§ Task instructions:
Please reproduce the data below word for word, from the line containing "point (869, 225, 875, 232)" down to the line containing "point (338, 237, 344, 244)", including both of those lines.

Element placement data:
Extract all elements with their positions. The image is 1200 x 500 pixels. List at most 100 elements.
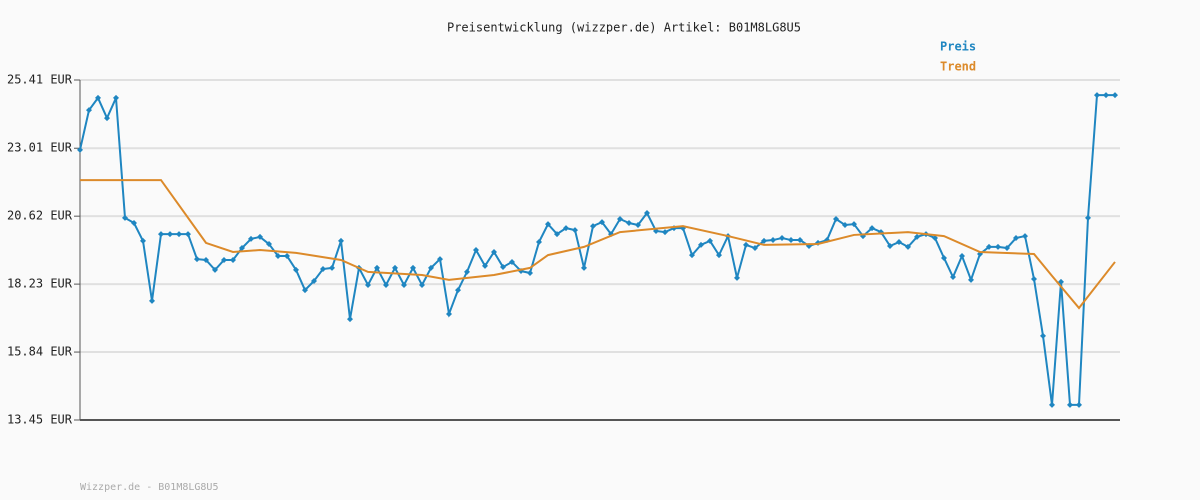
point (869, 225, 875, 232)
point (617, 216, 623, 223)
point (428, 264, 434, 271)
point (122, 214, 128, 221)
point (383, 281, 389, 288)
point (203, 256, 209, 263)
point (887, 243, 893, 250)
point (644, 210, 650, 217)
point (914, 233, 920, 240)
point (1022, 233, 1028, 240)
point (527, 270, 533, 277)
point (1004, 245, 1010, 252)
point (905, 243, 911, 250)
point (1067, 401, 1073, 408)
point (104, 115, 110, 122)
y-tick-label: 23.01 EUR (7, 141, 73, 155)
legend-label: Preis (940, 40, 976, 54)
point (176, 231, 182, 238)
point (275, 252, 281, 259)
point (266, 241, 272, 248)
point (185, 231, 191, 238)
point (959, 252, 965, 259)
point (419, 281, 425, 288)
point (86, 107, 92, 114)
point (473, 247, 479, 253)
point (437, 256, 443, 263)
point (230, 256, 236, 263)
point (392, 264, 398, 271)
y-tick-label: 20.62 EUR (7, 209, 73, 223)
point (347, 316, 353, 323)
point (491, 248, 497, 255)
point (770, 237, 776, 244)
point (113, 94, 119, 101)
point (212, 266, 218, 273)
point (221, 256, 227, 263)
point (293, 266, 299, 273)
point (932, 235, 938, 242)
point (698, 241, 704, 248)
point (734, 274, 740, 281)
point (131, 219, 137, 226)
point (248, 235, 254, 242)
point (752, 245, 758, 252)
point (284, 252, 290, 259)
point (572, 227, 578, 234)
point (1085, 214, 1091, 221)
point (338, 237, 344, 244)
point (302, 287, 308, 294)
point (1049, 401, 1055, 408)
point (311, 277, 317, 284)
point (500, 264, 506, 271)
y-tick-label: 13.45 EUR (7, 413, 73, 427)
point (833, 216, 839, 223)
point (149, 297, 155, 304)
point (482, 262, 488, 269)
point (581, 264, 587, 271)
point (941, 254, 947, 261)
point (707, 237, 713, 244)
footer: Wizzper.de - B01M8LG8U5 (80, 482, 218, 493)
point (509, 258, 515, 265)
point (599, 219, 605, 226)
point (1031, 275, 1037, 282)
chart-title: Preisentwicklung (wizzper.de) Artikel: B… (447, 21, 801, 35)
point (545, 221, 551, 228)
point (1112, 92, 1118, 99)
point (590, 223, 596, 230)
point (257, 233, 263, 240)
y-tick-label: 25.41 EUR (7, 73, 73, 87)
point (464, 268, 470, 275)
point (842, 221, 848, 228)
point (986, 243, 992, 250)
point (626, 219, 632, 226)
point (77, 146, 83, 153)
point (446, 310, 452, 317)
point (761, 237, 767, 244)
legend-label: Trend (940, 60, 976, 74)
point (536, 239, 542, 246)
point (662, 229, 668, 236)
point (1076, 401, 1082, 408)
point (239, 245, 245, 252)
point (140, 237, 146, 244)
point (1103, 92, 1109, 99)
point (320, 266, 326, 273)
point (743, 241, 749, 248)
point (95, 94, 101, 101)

§ Exercise answer:
point (869, 225, 875, 232)
point (617, 216, 623, 223)
point (428, 264, 434, 271)
point (122, 214, 128, 221)
point (383, 281, 389, 288)
point (203, 256, 209, 263)
point (887, 243, 893, 250)
point (644, 210, 650, 217)
point (914, 233, 920, 240)
point (1022, 233, 1028, 240)
point (527, 270, 533, 277)
point (1004, 245, 1010, 252)
point (905, 243, 911, 250)
point (1067, 401, 1073, 408)
point (104, 115, 110, 122)
y-tick-label: 23.01 EUR (7, 141, 73, 155)
legend-label: Preis (940, 40, 976, 54)
point (176, 231, 182, 238)
point (275, 252, 281, 259)
point (266, 241, 272, 248)
point (185, 231, 191, 238)
point (959, 252, 965, 259)
point (419, 281, 425, 288)
point (86, 107, 92, 114)
point (473, 247, 479, 253)
point (437, 256, 443, 263)
point (230, 256, 236, 263)
point (392, 264, 398, 271)
y-tick-label: 20.62 EUR (7, 209, 73, 223)
point (347, 316, 353, 323)
point (491, 248, 497, 255)
point (770, 237, 776, 244)
point (113, 94, 119, 101)
point (212, 266, 218, 273)
point (221, 256, 227, 263)
point (293, 266, 299, 273)
point (932, 235, 938, 242)
point (698, 241, 704, 248)
point (734, 274, 740, 281)
point (131, 219, 137, 226)
point (248, 235, 254, 242)
point (752, 245, 758, 252)
point (284, 252, 290, 259)
point (572, 227, 578, 234)
point (1085, 214, 1091, 221)
point (338, 237, 344, 244)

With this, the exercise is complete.